WHAT THE TASK REQUIRES — Reproduce the following lines verbatim, keeping their order and every character unchanged.

EXCERPTED RECORDS —
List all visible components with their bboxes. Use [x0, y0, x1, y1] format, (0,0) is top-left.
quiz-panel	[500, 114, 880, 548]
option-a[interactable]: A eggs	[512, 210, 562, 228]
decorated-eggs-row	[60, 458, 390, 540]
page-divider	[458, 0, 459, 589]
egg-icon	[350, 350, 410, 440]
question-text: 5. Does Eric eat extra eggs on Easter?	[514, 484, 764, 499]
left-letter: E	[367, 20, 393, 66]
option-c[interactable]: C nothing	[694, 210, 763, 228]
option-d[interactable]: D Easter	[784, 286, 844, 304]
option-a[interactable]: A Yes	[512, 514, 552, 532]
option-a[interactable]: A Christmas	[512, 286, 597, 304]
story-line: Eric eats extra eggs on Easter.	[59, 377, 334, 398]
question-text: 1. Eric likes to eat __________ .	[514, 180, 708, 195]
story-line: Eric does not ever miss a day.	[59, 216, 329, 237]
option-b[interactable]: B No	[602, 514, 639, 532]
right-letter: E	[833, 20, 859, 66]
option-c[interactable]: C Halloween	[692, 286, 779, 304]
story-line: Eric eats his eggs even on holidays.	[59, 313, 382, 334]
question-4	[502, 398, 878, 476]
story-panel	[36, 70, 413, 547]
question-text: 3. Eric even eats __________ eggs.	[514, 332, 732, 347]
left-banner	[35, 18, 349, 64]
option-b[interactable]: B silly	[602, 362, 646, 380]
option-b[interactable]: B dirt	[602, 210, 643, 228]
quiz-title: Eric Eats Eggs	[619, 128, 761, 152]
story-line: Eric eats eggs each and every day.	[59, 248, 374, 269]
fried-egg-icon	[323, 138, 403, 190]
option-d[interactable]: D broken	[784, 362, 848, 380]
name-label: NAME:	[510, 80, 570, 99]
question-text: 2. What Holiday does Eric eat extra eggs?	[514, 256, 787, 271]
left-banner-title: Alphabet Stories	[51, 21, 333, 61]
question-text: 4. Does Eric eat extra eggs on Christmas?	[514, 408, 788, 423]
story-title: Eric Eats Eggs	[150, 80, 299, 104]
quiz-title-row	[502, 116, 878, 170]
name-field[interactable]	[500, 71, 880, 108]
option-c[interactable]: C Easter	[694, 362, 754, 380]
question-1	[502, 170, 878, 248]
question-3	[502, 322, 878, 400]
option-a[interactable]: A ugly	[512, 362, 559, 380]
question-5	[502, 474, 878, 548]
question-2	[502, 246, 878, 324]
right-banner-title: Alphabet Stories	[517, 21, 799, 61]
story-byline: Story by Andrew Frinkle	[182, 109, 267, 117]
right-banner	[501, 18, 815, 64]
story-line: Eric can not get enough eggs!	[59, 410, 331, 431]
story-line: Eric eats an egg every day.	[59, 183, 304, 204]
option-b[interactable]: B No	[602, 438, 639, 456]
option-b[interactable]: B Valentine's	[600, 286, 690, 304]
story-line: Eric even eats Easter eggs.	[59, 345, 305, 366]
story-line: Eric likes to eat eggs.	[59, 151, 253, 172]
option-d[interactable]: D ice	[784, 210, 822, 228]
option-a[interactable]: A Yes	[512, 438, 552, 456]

TASK RESULT —
List all visible components with their bboxes. Use [x0, y0, x1, y1] format, (0,0) is top-left.
quiz-panel	[500, 114, 880, 548]
option-a[interactable]: A eggs	[512, 210, 562, 228]
decorated-eggs-row	[60, 458, 390, 540]
page-divider	[458, 0, 459, 589]
egg-icon	[350, 350, 410, 440]
question-text: 5. Does Eric eat extra eggs on Easter?	[514, 484, 764, 499]
left-letter: E	[367, 20, 393, 66]
option-c[interactable]: C nothing	[694, 210, 763, 228]
option-d[interactable]: D Easter	[784, 286, 844, 304]
option-a[interactable]: A Yes	[512, 514, 552, 532]
option-a[interactable]: A Christmas	[512, 286, 597, 304]
story-line: Eric eats extra eggs on Easter.	[59, 377, 334, 398]
question-text: 1. Eric likes to eat __________ .	[514, 180, 708, 195]
story-line: Eric does not ever miss a day.	[59, 216, 329, 237]
option-b[interactable]: B No	[602, 514, 639, 532]
right-letter: E	[833, 20, 859, 66]
option-c[interactable]: C Halloween	[692, 286, 779, 304]
story-line: Eric eats his eggs even on holidays.	[59, 313, 382, 334]
question-4	[502, 398, 878, 476]
story-panel	[36, 70, 413, 547]
question-text: 3. Eric even eats __________ eggs.	[514, 332, 732, 347]
left-banner	[35, 18, 349, 64]
option-b[interactable]: B silly	[602, 362, 646, 380]
option-b[interactable]: B dirt	[602, 210, 643, 228]
quiz-title: Eric Eats Eggs	[619, 128, 761, 152]
story-line: Eric eats eggs each and every day.	[59, 248, 374, 269]
fried-egg-icon	[323, 138, 403, 190]
option-d[interactable]: D broken	[784, 362, 848, 380]
name-label: NAME:	[510, 80, 570, 99]
question-text: 2. What Holiday does Eric eat extra eggs?	[514, 256, 787, 271]
left-banner-title: Alphabet Stories	[51, 21, 333, 61]
question-text: 4. Does Eric eat extra eggs on Christmas?	[514, 408, 788, 423]
story-title: Eric Eats Eggs	[150, 80, 299, 104]
quiz-title-row	[502, 116, 878, 170]
name-field[interactable]	[500, 71, 880, 108]
option-c[interactable]: C Easter	[694, 362, 754, 380]
question-1	[502, 170, 878, 248]
question-3	[502, 322, 878, 400]
option-a[interactable]: A ugly	[512, 362, 559, 380]
question-5	[502, 474, 878, 548]
question-2	[502, 246, 878, 324]
right-banner-title: Alphabet Stories	[517, 21, 799, 61]
story-byline: Story by Andrew Frinkle	[182, 109, 267, 117]
right-banner	[501, 18, 815, 64]
story-line: Eric can not get enough eggs!	[59, 410, 331, 431]
story-line: Eric eats an egg every day.	[59, 183, 304, 204]
option-b[interactable]: B No	[602, 438, 639, 456]
option-b[interactable]: B Valentine's	[600, 286, 690, 304]
story-line: Eric even eats Easter eggs.	[59, 345, 305, 366]
story-line: Eric likes to eat eggs.	[59, 151, 253, 172]
option-d[interactable]: D ice	[784, 210, 822, 228]
option-a[interactable]: A Yes	[512, 438, 552, 456]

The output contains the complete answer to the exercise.